_WORK REQUIRED_: Return the whole listing, line for line, without the pictures in it.
BEGIN SUPPLIED DATA
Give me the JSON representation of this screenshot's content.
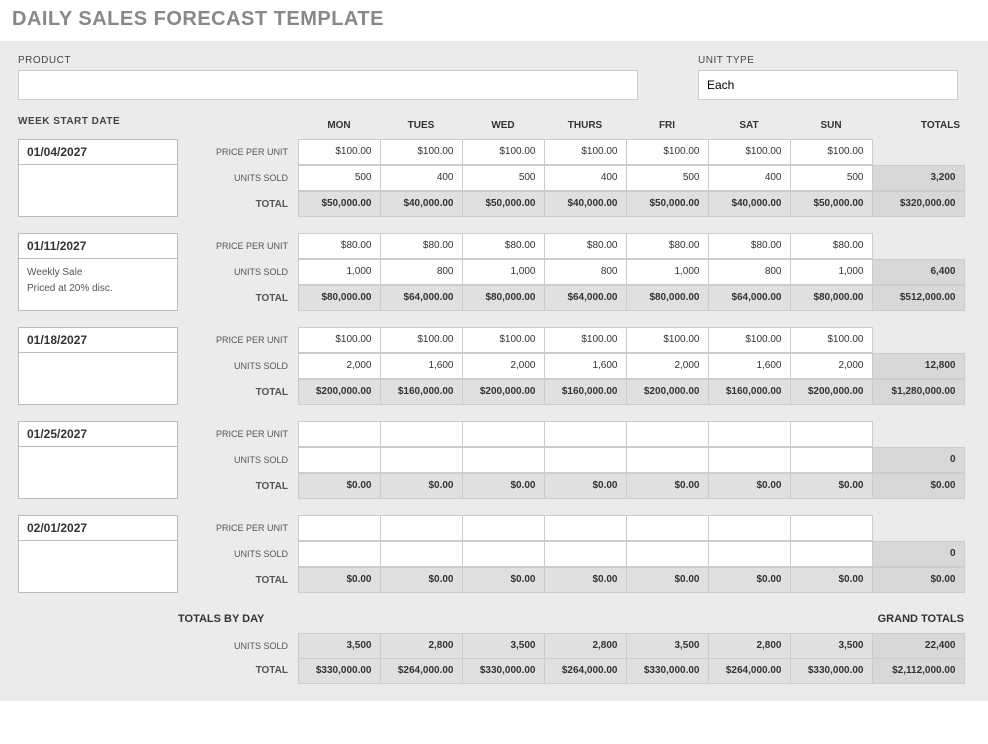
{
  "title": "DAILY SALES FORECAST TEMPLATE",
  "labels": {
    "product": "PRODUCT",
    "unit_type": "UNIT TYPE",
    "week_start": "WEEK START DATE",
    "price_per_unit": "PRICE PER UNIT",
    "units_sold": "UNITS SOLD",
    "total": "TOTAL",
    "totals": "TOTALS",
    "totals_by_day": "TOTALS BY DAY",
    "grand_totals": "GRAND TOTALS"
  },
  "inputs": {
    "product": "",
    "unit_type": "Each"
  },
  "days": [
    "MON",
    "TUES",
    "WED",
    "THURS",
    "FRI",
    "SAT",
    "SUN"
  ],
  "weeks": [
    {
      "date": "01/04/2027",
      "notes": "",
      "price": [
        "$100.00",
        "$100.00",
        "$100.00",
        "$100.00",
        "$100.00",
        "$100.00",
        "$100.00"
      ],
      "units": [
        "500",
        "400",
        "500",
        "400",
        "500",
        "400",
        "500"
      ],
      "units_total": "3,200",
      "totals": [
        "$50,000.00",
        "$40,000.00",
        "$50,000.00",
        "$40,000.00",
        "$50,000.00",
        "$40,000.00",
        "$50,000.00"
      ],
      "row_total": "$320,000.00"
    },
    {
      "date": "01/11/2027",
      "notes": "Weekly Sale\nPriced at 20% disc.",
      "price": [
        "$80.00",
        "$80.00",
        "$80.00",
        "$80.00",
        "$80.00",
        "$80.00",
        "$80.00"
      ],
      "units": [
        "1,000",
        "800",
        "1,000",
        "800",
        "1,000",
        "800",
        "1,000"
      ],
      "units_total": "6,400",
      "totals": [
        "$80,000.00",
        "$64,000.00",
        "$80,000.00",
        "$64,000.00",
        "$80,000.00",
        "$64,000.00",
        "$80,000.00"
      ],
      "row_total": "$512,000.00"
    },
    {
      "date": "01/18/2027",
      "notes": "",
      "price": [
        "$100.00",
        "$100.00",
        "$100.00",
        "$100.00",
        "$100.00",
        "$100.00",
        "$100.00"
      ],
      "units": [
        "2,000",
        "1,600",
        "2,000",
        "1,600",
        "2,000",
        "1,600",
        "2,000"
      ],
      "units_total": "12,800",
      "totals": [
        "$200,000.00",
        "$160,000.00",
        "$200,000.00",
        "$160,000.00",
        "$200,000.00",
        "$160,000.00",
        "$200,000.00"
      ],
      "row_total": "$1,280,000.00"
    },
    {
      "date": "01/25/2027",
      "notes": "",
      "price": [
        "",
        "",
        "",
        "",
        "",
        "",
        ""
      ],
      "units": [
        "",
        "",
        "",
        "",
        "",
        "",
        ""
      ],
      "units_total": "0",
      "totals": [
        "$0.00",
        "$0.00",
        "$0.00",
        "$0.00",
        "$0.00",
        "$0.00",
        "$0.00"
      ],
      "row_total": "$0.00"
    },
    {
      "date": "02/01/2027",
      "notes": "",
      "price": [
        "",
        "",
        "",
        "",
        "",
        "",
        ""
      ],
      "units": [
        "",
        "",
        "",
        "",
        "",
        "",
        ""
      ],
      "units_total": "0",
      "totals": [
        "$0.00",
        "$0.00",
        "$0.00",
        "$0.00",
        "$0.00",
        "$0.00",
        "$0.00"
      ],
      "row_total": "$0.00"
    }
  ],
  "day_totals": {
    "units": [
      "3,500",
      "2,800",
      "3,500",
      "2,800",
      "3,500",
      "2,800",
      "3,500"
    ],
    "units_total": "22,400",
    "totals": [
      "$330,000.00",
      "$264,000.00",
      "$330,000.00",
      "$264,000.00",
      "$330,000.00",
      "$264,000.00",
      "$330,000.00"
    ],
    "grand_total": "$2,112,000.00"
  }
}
END SUPPLIED DATA
_SOLUTION TO THIS PROBLEM_:
Give me the JSON representation of this screenshot's content.
{
  "title": "DAILY SALES FORECAST TEMPLATE",
  "labels": {
    "product": "PRODUCT",
    "unit_type": "UNIT TYPE",
    "week_start": "WEEK START DATE",
    "price_per_unit": "PRICE PER UNIT",
    "units_sold": "UNITS SOLD",
    "total": "TOTAL",
    "totals": "TOTALS",
    "totals_by_day": "TOTALS BY DAY",
    "grand_totals": "GRAND TOTALS"
  },
  "inputs": {
    "product": "",
    "unit_type": "Each"
  },
  "days": [
    "MON",
    "TUES",
    "WED",
    "THURS",
    "FRI",
    "SAT",
    "SUN"
  ],
  "weeks": [
    {
      "date": "01/04/2027",
      "notes": "",
      "price": [
        "$100.00",
        "$100.00",
        "$100.00",
        "$100.00",
        "$100.00",
        "$100.00",
        "$100.00"
      ],
      "units": [
        "500",
        "400",
        "500",
        "400",
        "500",
        "400",
        "500"
      ],
      "units_total": "3,200",
      "totals": [
        "$50,000.00",
        "$40,000.00",
        "$50,000.00",
        "$40,000.00",
        "$50,000.00",
        "$40,000.00",
        "$50,000.00"
      ],
      "row_total": "$320,000.00"
    },
    {
      "date": "01/11/2027",
      "notes": "Weekly Sale\nPriced at 20% disc.",
      "price": [
        "$80.00",
        "$80.00",
        "$80.00",
        "$80.00",
        "$80.00",
        "$80.00",
        "$80.00"
      ],
      "units": [
        "1,000",
        "800",
        "1,000",
        "800",
        "1,000",
        "800",
        "1,000"
      ],
      "units_total": "6,400",
      "totals": [
        "$80,000.00",
        "$64,000.00",
        "$80,000.00",
        "$64,000.00",
        "$80,000.00",
        "$64,000.00",
        "$80,000.00"
      ],
      "row_total": "$512,000.00"
    },
    {
      "date": "01/18/2027",
      "notes": "",
      "price": [
        "$100.00",
        "$100.00",
        "$100.00",
        "$100.00",
        "$100.00",
        "$100.00",
        "$100.00"
      ],
      "units": [
        "2,000",
        "1,600",
        "2,000",
        "1,600",
        "2,000",
        "1,600",
        "2,000"
      ],
      "units_total": "12,800",
      "totals": [
        "$200,000.00",
        "$160,000.00",
        "$200,000.00",
        "$160,000.00",
        "$200,000.00",
        "$160,000.00",
        "$200,000.00"
      ],
      "row_total": "$1,280,000.00"
    },
    {
      "date": "01/25/2027",
      "notes": "",
      "price": [
        "",
        "",
        "",
        "",
        "",
        "",
        ""
      ],
      "units": [
        "",
        "",
        "",
        "",
        "",
        "",
        ""
      ],
      "units_total": "0",
      "totals": [
        "$0.00",
        "$0.00",
        "$0.00",
        "$0.00",
        "$0.00",
        "$0.00",
        "$0.00"
      ],
      "row_total": "$0.00"
    },
    {
      "date": "02/01/2027",
      "notes": "",
      "price": [
        "",
        "",
        "",
        "",
        "",
        "",
        ""
      ],
      "units": [
        "",
        "",
        "",
        "",
        "",
        "",
        ""
      ],
      "units_total": "0",
      "totals": [
        "$0.00",
        "$0.00",
        "$0.00",
        "$0.00",
        "$0.00",
        "$0.00",
        "$0.00"
      ],
      "row_total": "$0.00"
    }
  ],
  "day_totals": {
    "units": [
      "3,500",
      "2,800",
      "3,500",
      "2,800",
      "3,500",
      "2,800",
      "3,500"
    ],
    "units_total": "22,400",
    "totals": [
      "$330,000.00",
      "$264,000.00",
      "$330,000.00",
      "$264,000.00",
      "$330,000.00",
      "$264,000.00",
      "$330,000.00"
    ],
    "grand_total": "$2,112,000.00"
  }
}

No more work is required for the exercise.